* BEGIN Exercise data *

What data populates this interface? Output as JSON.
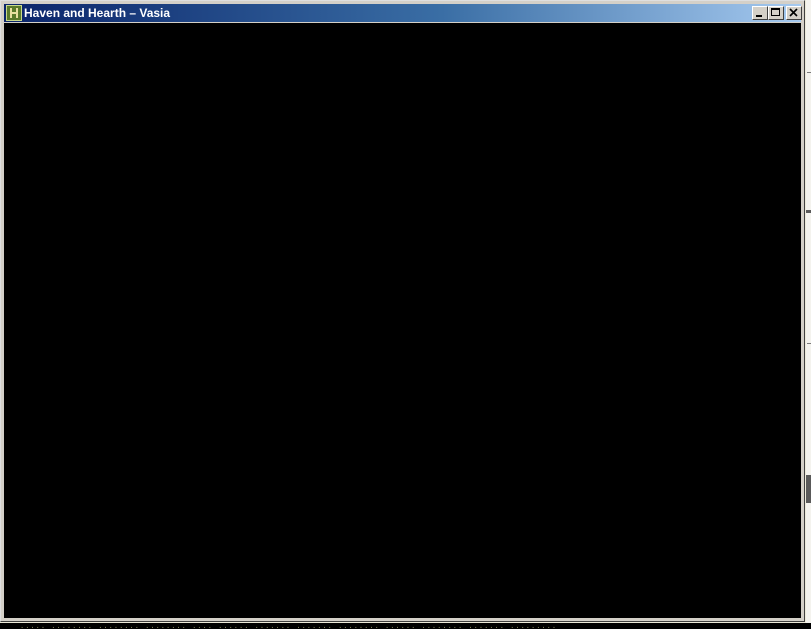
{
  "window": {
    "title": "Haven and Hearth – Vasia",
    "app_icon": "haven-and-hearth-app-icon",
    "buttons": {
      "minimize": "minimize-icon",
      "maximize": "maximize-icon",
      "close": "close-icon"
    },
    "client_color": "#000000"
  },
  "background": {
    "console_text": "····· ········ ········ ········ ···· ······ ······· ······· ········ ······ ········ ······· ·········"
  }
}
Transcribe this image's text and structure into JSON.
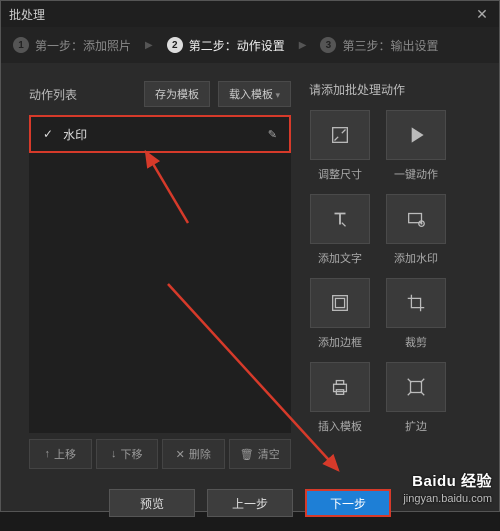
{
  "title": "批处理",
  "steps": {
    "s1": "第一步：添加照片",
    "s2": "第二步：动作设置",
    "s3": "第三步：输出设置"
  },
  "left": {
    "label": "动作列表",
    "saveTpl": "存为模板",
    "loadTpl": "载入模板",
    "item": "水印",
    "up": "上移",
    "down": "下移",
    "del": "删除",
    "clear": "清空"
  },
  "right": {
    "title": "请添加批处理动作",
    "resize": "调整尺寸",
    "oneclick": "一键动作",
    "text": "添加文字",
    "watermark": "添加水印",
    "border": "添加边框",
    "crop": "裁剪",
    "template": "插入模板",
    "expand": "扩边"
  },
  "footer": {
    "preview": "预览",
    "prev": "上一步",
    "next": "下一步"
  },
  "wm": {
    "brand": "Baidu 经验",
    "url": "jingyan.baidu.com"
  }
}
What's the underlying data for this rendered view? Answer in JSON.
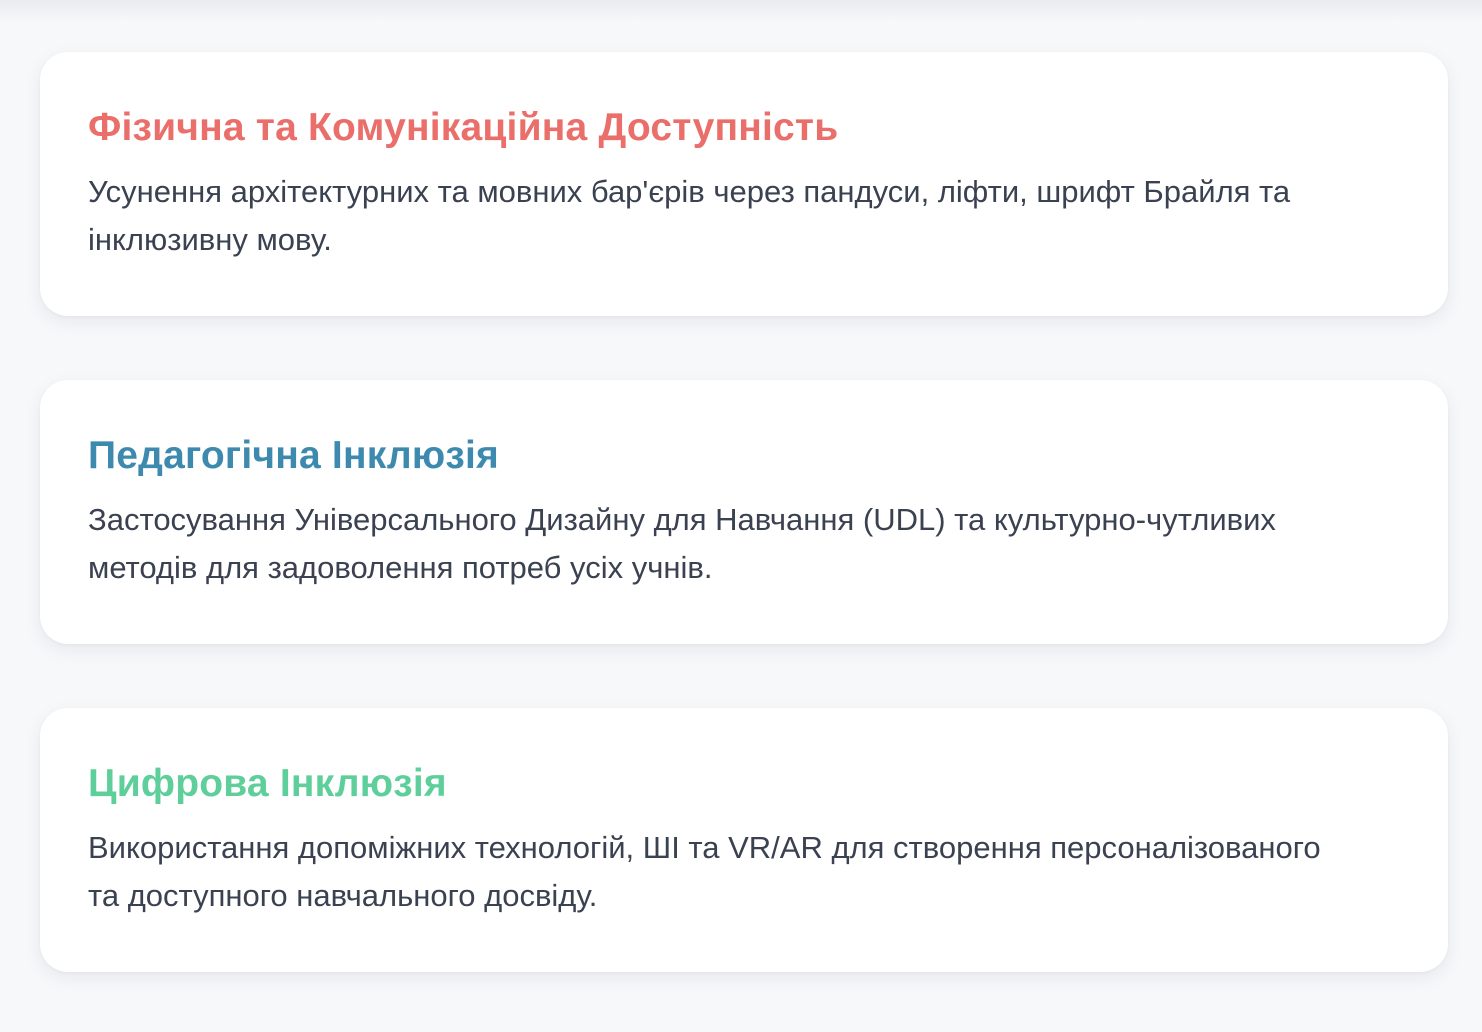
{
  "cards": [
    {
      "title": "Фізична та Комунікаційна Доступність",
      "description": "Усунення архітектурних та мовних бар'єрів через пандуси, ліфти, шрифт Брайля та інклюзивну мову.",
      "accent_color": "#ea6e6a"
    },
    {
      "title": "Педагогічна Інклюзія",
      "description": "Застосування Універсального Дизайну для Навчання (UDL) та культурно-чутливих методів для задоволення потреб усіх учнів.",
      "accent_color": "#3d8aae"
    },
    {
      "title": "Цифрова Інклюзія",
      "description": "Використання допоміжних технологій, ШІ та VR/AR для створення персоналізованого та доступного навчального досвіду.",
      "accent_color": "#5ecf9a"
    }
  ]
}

* END Exercise data *

- **Task to complete**
From start to finish, output the listing exactly, but omit its pictures.

- **Solution**
What data populates this interface? Output as JSON.
{
  "window": {
    "title": "Haven and Hearth – Vasia",
    "app_icon": "haven-and-hearth-app-icon",
    "buttons": {
      "minimize": "minimize-icon",
      "maximize": "maximize-icon",
      "close": "close-icon"
    },
    "client_color": "#000000"
  },
  "background": {
    "console_text": "····· ········ ········ ········ ···· ······ ······· ······· ········ ······ ········ ······· ·········"
  }
}
Transcribe this image's text and structure into JSON.
{
  "title": "批处理",
  "steps": {
    "s1": "第一步：添加照片",
    "s2": "第二步：动作设置",
    "s3": "第三步：输出设置"
  },
  "left": {
    "label": "动作列表",
    "saveTpl": "存为模板",
    "loadTpl": "载入模板",
    "item": "水印",
    "up": "上移",
    "down": "下移",
    "del": "删除",
    "clear": "清空"
  },
  "right": {
    "title": "请添加批处理动作",
    "resize": "调整尺寸",
    "oneclick": "一键动作",
    "text": "添加文字",
    "watermark": "添加水印",
    "border": "添加边框",
    "crop": "裁剪",
    "template": "插入模板",
    "expand": "扩边"
  },
  "footer": {
    "preview": "预览",
    "prev": "上一步",
    "next": "下一步"
  },
  "wm": {
    "brand": "Baidu 经验",
    "url": "jingyan.baidu.com"
  }
}
What's the underlying data for this rendered view? Answer in JSON.
{
  "cards": [
    {
      "title": "Фізична та Комунікаційна Доступність",
      "description": "Усунення архітектурних та мовних бар'єрів через пандуси, ліфти, шрифт Брайля та інклюзивну мову.",
      "accent_color": "#ea6e6a"
    },
    {
      "title": "Педагогічна Інклюзія",
      "description": "Застосування Універсального Дизайну для Навчання (UDL) та культурно-чутливих методів для задоволення потреб усіх учнів.",
      "accent_color": "#3d8aae"
    },
    {
      "title": "Цифрова Інклюзія",
      "description": "Використання допоміжних технологій, ШІ та VR/AR для створення персоналізованого та доступного навчального досвіду.",
      "accent_color": "#5ecf9a"
    }
  ]
}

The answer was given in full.